→ BRIEF
Copy out all of the data below with no alterations.

→ RECORD EXCERPTS
———

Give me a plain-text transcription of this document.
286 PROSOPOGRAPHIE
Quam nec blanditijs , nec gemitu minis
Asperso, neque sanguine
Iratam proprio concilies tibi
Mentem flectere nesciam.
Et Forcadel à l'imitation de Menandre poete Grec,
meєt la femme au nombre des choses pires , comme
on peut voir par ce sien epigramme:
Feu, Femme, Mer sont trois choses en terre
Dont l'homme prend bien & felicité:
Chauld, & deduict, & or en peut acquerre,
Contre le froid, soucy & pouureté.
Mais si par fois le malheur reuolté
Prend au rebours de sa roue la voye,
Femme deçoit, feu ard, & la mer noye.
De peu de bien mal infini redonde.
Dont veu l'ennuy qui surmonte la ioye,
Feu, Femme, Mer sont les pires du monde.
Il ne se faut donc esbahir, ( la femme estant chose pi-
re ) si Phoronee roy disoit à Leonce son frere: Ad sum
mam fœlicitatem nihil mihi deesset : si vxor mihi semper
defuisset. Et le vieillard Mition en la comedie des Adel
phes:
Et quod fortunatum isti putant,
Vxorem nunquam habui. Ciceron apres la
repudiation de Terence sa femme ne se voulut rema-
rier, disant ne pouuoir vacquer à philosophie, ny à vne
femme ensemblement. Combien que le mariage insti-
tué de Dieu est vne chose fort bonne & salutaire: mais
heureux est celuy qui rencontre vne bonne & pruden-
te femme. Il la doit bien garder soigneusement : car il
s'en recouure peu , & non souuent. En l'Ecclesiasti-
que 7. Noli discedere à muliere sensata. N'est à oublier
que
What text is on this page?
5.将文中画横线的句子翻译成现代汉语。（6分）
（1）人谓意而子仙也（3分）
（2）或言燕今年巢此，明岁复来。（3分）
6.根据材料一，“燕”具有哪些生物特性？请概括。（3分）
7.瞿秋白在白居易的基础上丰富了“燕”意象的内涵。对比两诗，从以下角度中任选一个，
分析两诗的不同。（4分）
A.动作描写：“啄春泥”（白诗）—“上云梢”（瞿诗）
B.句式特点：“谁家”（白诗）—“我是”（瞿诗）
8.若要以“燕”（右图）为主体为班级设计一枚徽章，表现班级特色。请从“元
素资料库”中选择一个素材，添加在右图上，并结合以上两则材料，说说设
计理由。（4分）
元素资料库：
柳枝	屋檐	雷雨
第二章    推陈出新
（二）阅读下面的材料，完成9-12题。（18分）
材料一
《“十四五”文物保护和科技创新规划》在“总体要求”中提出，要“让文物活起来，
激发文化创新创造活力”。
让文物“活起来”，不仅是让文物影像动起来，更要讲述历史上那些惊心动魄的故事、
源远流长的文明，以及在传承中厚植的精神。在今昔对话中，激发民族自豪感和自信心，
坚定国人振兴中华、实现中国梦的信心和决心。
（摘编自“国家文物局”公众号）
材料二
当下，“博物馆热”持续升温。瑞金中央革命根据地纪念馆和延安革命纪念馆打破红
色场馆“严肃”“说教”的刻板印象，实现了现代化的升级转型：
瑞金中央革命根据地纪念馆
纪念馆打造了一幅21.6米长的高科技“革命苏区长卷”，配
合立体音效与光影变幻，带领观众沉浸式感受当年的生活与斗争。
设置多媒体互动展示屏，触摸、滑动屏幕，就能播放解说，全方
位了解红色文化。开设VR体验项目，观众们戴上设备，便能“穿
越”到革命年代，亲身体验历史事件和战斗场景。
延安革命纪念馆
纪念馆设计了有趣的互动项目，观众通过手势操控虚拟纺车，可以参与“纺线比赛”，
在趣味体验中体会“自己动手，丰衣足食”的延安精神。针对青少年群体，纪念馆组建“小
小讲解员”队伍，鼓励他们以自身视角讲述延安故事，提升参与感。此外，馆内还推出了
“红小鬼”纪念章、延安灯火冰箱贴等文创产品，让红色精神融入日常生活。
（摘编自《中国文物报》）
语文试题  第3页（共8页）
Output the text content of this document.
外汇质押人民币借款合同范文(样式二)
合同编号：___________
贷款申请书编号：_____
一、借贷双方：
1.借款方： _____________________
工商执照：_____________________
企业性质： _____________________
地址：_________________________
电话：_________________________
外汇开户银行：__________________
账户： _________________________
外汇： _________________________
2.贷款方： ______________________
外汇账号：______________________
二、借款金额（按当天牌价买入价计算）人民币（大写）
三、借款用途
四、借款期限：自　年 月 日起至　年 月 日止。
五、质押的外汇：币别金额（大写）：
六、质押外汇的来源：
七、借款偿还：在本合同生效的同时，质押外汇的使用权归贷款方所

———

→ REPLY
Give me a plain-text transcription of this document.
286 PROSOPOGRAPHIE
Quam nec blanditijs , nec gemitu minis
Asperso, neque sanguine
Iratam proprio concilies tibi
Mentem flectere nesciam.
Et Forcadel à l'imitation de Menandre poete Grec,
meєt la femme au nombre des choses pires , comme
on peut voir par ce sien epigramme:
Feu, Femme, Mer sont trois choses en terre
Dont l'homme prend bien & felicité:
Chauld, & deduict, & or en peut acquerre,
Contre le froid, soucy & pouureté.
Mais si par fois le malheur reuolté
Prend au rebours de sa roue la voye,
Femme deçoit, feu ard, & la mer noye.
De peu de bien mal infini redonde.
Dont veu l'ennuy qui surmonte la ioye,
Feu, Femme, Mer sont les pires du monde.
Il ne se faut donc esbahir, ( la femme estant chose pi-
re ) si Phoronee roy disoit à Leonce son frere: Ad sum
mam fœlicitatem nihil mihi deesset : si vxor mihi semper
defuisset. Et le vieillard Mition en la comedie des Adel
phes:
Et quod fortunatum isti putant,
Vxorem nunquam habui. Ciceron apres la
repudiation de Terence sa femme ne se voulut rema-
rier, disant ne pouuoir vacquer à philosophie, ny à vne
femme ensemblement. Combien que le mariage insti-
tué de Dieu est vne chose fort bonne & salutaire: mais
heureux est celuy qui rencontre vne bonne & pruden-
te femme. Il la doit bien garder soigneusement : car il
s'en recouure peu , & non souuent. En l'Ecclesiasti-
que 7. Noli discedere à muliere sensata. N'est à oublier
que
What text is on this page?
5.将文中画横线的句子翻译成现代汉语。（6分）
（1）人谓意而子仙也（3分）
（2）或言燕今年巢此，明岁复来。（3分）
6.根据材料一，“燕”具有哪些生物特性？请概括。（3分）
7.瞿秋白在白居易的基础上丰富了“燕”意象的内涵。对比两诗，从以下角度中任选一个，
分析两诗的不同。（4分）
A.动作描写：“啄春泥”（白诗）—“上云梢”（瞿诗）
B.句式特点：“谁家”（白诗）—“我是”（瞿诗）
8.若要以“燕”（右图）为主体为班级设计一枚徽章，表现班级特色。请从“元
素资料库”中选择一个素材，添加在右图上，并结合以上两则材料，说说设
计理由。（4分）
元素资料库：
柳枝	屋檐	雷雨
第二章    推陈出新
（二）阅读下面的材料，完成9-12题。（18分）
材料一
《“十四五”文物保护和科技创新规划》在“总体要求”中提出，要“让文物活起来，
激发文化创新创造活力”。
让文物“活起来”，不仅是让文物影像动起来，更要讲述历史上那些惊心动魄的故事、
源远流长的文明，以及在传承中厚植的精神。在今昔对话中，激发民族自豪感和自信心，
坚定国人振兴中华、实现中国梦的信心和决心。
（摘编自“国家文物局”公众号）
材料二
当下，“博物馆热”持续升温。瑞金中央革命根据地纪念馆和延安革命纪念馆打破红
色场馆“严肃”“说教”的刻板印象，实现了现代化的升级转型：
瑞金中央革命根据地纪念馆
纪念馆打造了一幅21.6米长的高科技“革命苏区长卷”，配
合立体音效与光影变幻，带领观众沉浸式感受当年的生活与斗争。
设置多媒体互动展示屏，触摸、滑动屏幕，就能播放解说，全方
位了解红色文化。开设VR体验项目，观众们戴上设备，便能“穿
越”到革命年代，亲身体验历史事件和战斗场景。
延安革命纪念馆
纪念馆设计了有趣的互动项目，观众通过手势操控虚拟纺车，可以参与“纺线比赛”，
在趣味体验中体会“自己动手，丰衣足食”的延安精神。针对青少年群体，纪念馆组建“小
小讲解员”队伍，鼓励他们以自身视角讲述延安故事，提升参与感。此外，馆内还推出了
“红小鬼”纪念章、延安灯火冰箱贴等文创产品，让红色精神融入日常生活。
（摘编自《中国文物报》）
语文试题  第3页（共8页）
Output the text content of this document.
外汇质押人民币借款合同范文(样式二)
合同编号：___________
贷款申请书编号：_____
一、借贷双方：
1.借款方： _____________________
工商执照：_____________________
企业性质： _____________________
地址：_________________________
电话：_________________________
外汇开户银行：__________________
账户： _________________________
外汇： _________________________
2.贷款方： ______________________
外汇账号：______________________
二、借款金额（按当天牌价买入价计算）人民币（大写）
三、借款用途
四、借款期限：自　年 月 日起至　年 月 日止。
五、质押的外汇：币别金额（大写）：
六、质押外汇的来源：
七、借款偿还：在本合同生效的同时，质押外汇的使用权归贷款方所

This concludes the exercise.